[Extracted data entries]
┏━━

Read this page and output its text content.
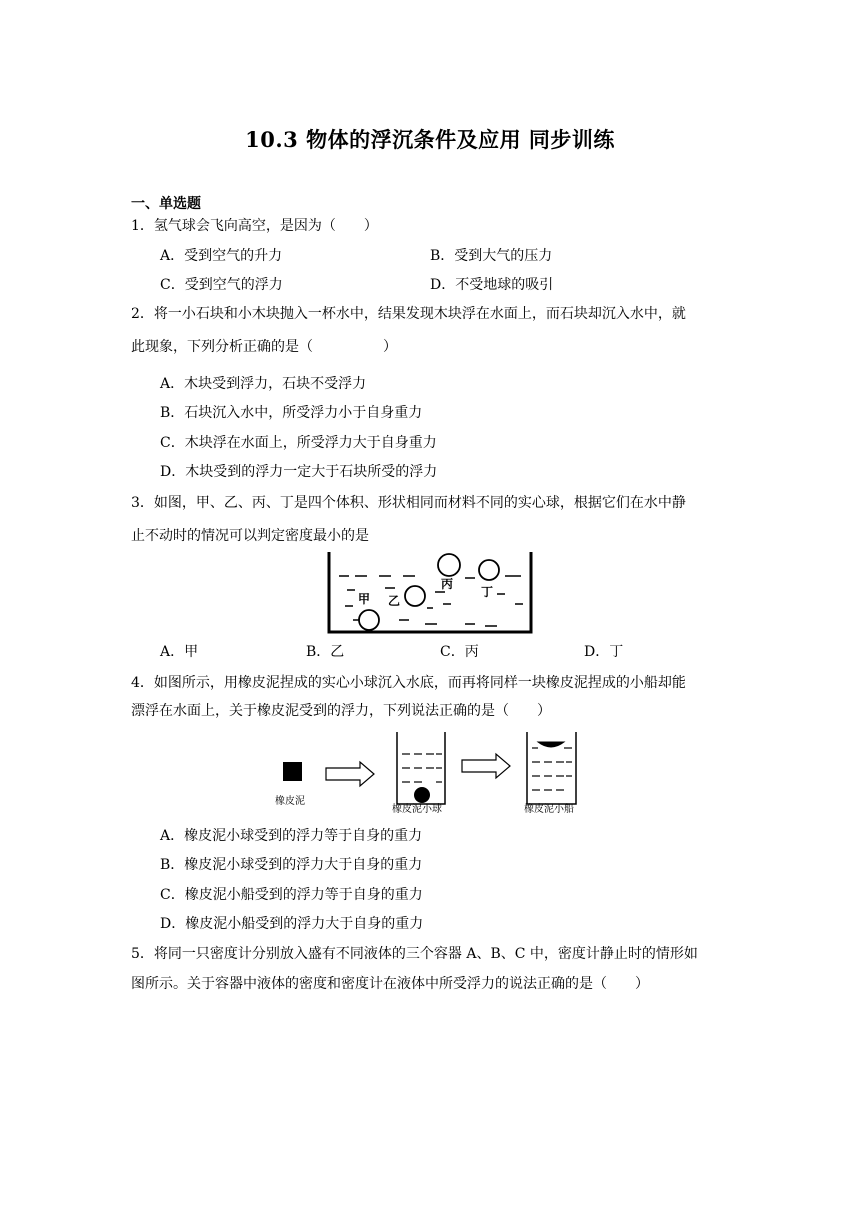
10.3 物体的浮沉条件及应用 同步训练
一、单选题
1．氢气球会飞向高空，是因为（　　）
A．受到空气的升力	B．受到大气的压力
C．受到空气的浮力	D．不受地球的吸引
2．将一小石块和小木块抛入一杯水中，结果发现木块浮在水面上，而石块却沉入水中，就
此现象，下列分析正确的是（　　　　　）
A．木块受到浮力，石块不受浮力
B．石块沉入水中，所受浮力小于自身重力
C．木块浮在水面上，所受浮力大于自身重力
D．木块受到的浮力一定大于石块所受的浮力
3．如图，甲、乙、丙、丁是四个体积、形状相同而材料不同的实心球，根据它们在水中静
止不动时的情况可以判定密度最小的是
甲 乙
丙
丁
A．甲	B．乙	C．丙	D．丁
4．如图所示，用橡皮泥捏成的实心小球沉入水底，而再将同样一块橡皮泥捏成的小船却能
漂浮在水面上，关于橡皮泥受到的浮力，下列说法正确的是（　　）
橡皮泥
橡皮泥小球	橡皮泥小船
A．橡皮泥小球受到的浮力等于自身的重力
B．橡皮泥小球受到的浮力大于自身的重力
C．橡皮泥小船受到的浮力等于自身的重力
D．橡皮泥小船受到的浮力大于自身的重力
5．将同一只密度计分别放入盛有不同液体的三个容器 A、B、C 中，密度计静止时的情形如
图所示。关于容器中液体的密度和密度计在液体中所受浮力的说法正确的是（　　）
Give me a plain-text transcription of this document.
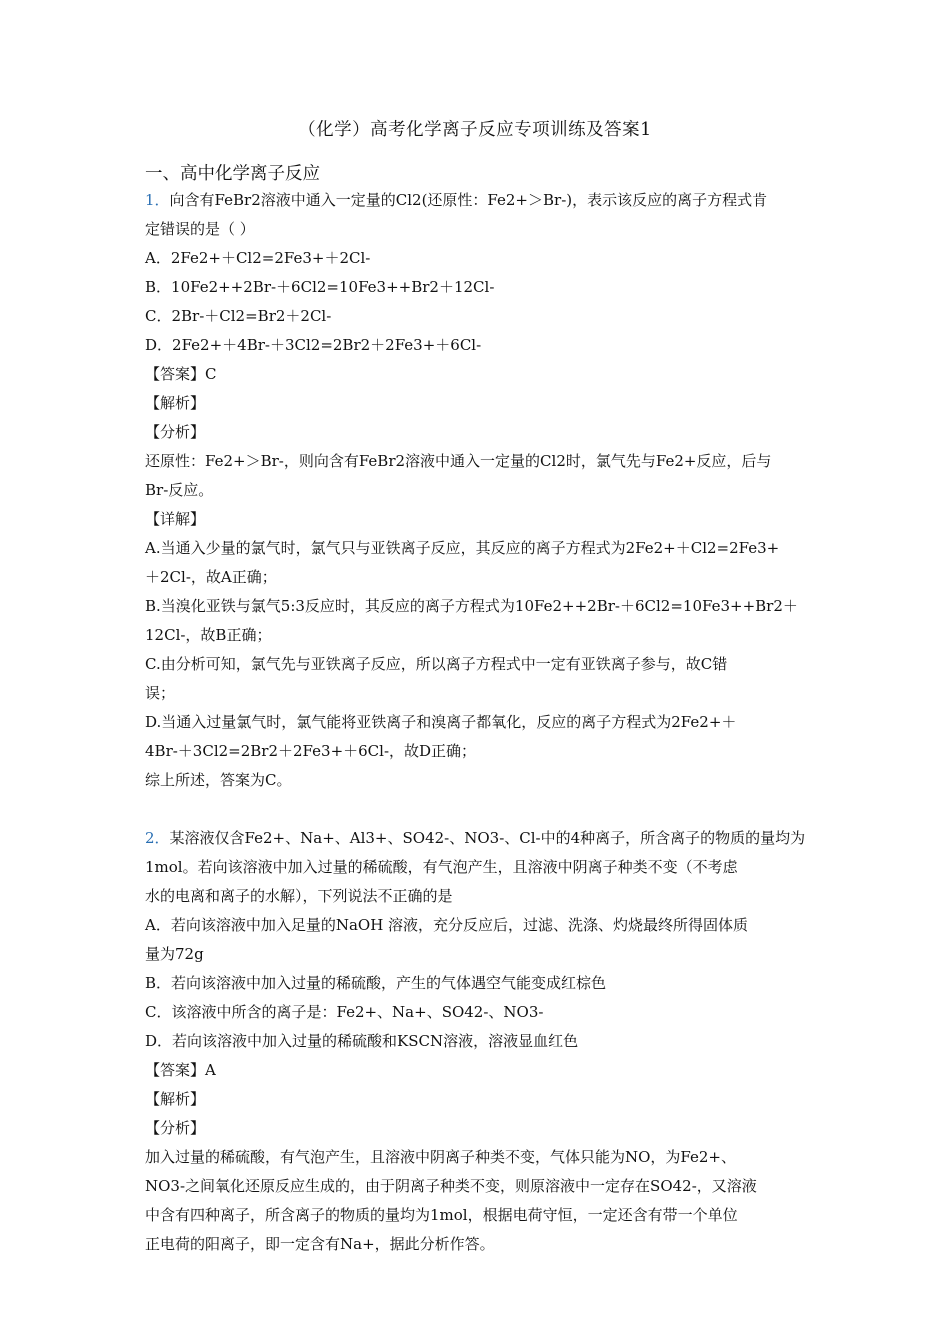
（化学）高考化学离子反应专项训练及答案1
一、高中化学离子反应
1．向含有FeBr2溶液中通入一定量的Cl2(还原性：Fe2+＞Br-)，表示该反应的离子方程式肯
定错误的是（ ）
A．2Fe2+＋Cl2=2Fe3+＋2Cl-
B．10Fe2++2Br-＋6Cl2=10Fe3++Br2＋12Cl-
C．2Br-＋Cl2=Br2＋2Cl-
D．2Fe2+＋4Br-＋3Cl2=2Br2＋2Fe3+＋6Cl-
【答案】C
【解析】
【分析】
还原性：Fe2+＞Br-，则向含有FeBr2溶液中通入一定量的Cl2时，氯气先与Fe2+反应，后与
Br-反应。
【详解】
A.当通入少量的氯气时，氯气只与亚铁离子反应，其反应的离子方程式为2Fe2+＋Cl2=2Fe3+
＋2Cl-，故A正确；
B.当溴化亚铁与氯气5:3反应时，其反应的离子方程式为10Fe2++2Br-＋6Cl2=10Fe3++Br2＋
12Cl-，故B正确；
C.由分析可知，氯气先与亚铁离子反应，所以离子方程式中一定有亚铁离子参与，故C错
误；
D.当通入过量氯气时，氯气能将亚铁离子和溴离子都氧化，反应的离子方程式为2Fe2+＋
4Br-＋3Cl2=2Br2＋2Fe3+＋6Cl-，故D正确；
综上所述，答案为C。
2．某溶液仅含Fe2+、Na+、Al3+、SO42-、NO3-、Cl-中的4种离子，所含离子的物质的量均为
1mol。若向该溶液中加入过量的稀硫酸，有气泡产生，且溶液中阴离子种类不变（不考虑
水的电离和离子的水解），下列说法不正确的是
A．若向该溶液中加入足量的NaOH 溶液，充分反应后，过滤、洗涤、灼烧最终所得固体质
量为72g
B．若向该溶液中加入过量的稀硫酸，产生的气体遇空气能变成红棕色
C．该溶液中所含的离子是：Fe2+、Na+、SO42-、NO3-
D．若向该溶液中加入过量的稀硫酸和KSCN溶液，溶液显血红色
【答案】A
【解析】
【分析】
加入过量的稀硫酸，有气泡产生，且溶液中阴离子种类不变，气体只能为NO，为Fe2+、
NO3-之间氧化还原反应生成的，由于阴离子种类不变，则原溶液中一定存在SO42-，又溶液
中含有四种离子，所含离子的物质的量均为1mol，根据电荷守恒，一定还含有带一个单位
正电荷的阳离子，即一定含有Na+，据此分析作答。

┗━━

Task details: Return all lines containing the word "text".

Task result:
Read this page and output its text content.
Give me a plain-text transcription of this document.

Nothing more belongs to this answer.